• PROBLEM REQUIREMENTS: Find every line in the records below that holds the word "是一个实系数一元二次方程的两个根" and copy it.

• SUPPLIED INFORMATION:
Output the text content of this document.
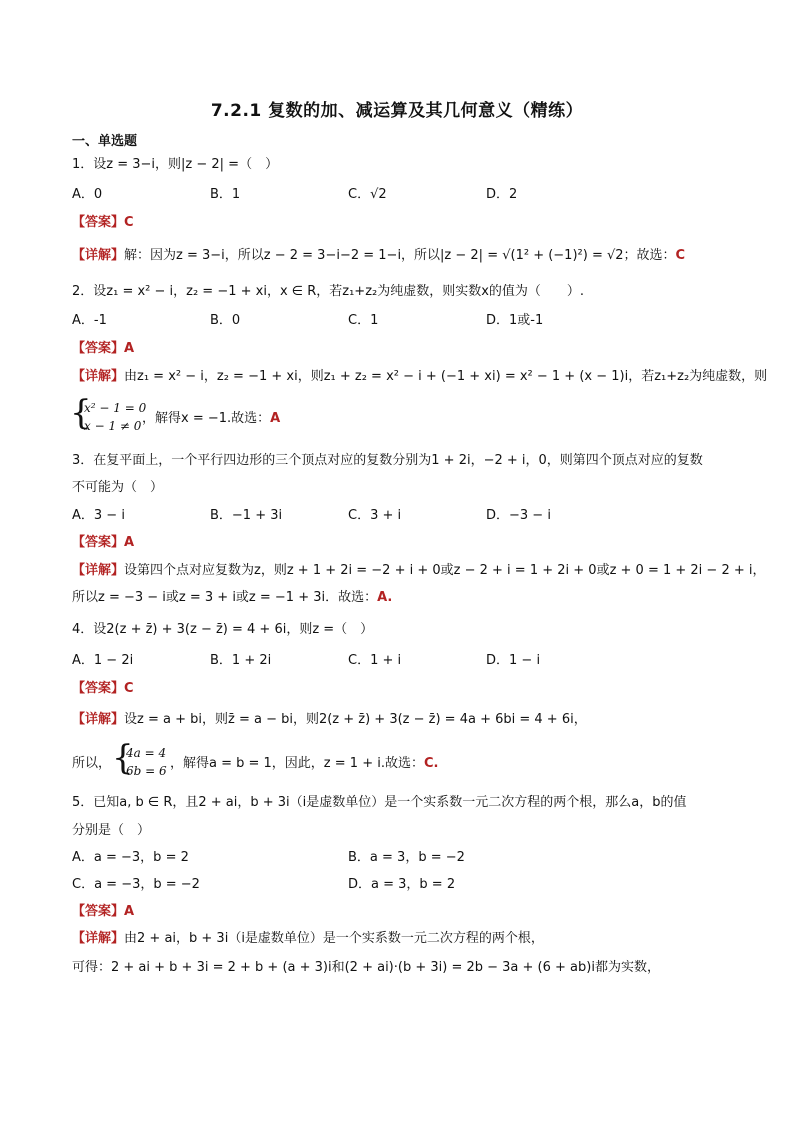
7.2.1 复数的加、减运算及其几何意义（精练）
一、单选题
1．设z = 3−i，则|z − 2| =（　）
A．0	B．1	C．√2	D．2
【答案】C
【详解】解：因为z = 3−i，所以z − 2 = 3−i−2 = 1−i，所以|z − 2| = √(1² + (−1)²) = √2；故选：C
2．设z₁ = x² − i，z₂ = −1 + xi，x ∈ R，若z₁+z₂为纯虚数，则实数x的值为（　　）.
A．-1	B．0	C．1	D．1或-1
【答案】A
【详解】由z₁ = x² − i，z₂ = −1 + xi，则z₁ + z₂ = x² − i + (−1 + xi) = x² − 1 + (x − 1)i，若z₁+z₂为纯虚数，则
{
x² − 1 = 0
x − 1 ≠ 0 ，解得x = −1.故选：A
3．在复平面上，一个平行四边形的三个顶点对应的复数分别为1 + 2i，−2 + i，0，则第四个顶点对应的复数
不可能为（　）
A．3 − i	B．−1 + 3i	C．3 + i	D．−3 − i
【答案】A
【详解】设第四个点对应复数为z，则z + 1 + 2i = −2 + i + 0或z − 2 + i = 1 + 2i + 0或z + 0 = 1 + 2i − 2 + i，
所以z = −3 − i或z = 3 + i或z = −1 + 3i．故选：A.
4．设2(z + z̄) + 3(z − z̄) = 4 + 6i，则z =（　）
A．1 − 2i	B．1 + 2i	C．1 + i	D．1 − i
【答案】C
【详解】设z = a + bi，则z̄ = a − bi，则2(z + z̄) + 3(z − z̄) = 4a + 6bi = 4 + 6i，
所以， {
4a = 4
6b = 6 ，解得a = b = 1，因此，z = 1 + i.故选：C.
5．已知a, b ∈ R，且2 + ai，b + 3i（i是虚数单位）是一个实系数一元二次方程的两个根，那么a，b的值
分别是（　）
A．a = −3，b = 2	B．a = 3，b = −2
C．a = −3，b = −2	D．a = 3，b = 2
【答案】A
【详解】由2 + ai，b + 3i（i是虚数单位）是一个实系数一元二次方程的两个根，
可得：2 + ai + b + 3i = 2 + b + (a + 3)i和(2 + ai)·(b + 3i) = 2b − 3a + (6 + ab)i都为实数，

• TASK SOLUTION:
5．已知a, b ∈ R，且2 + ai，b + 3i（i是虚数单位）是一个实系数一元二次方程的两个根，那么a，b的值
【详解】由2 + ai，b + 3i（i是虚数单位）是一个实系数一元二次方程的两个根，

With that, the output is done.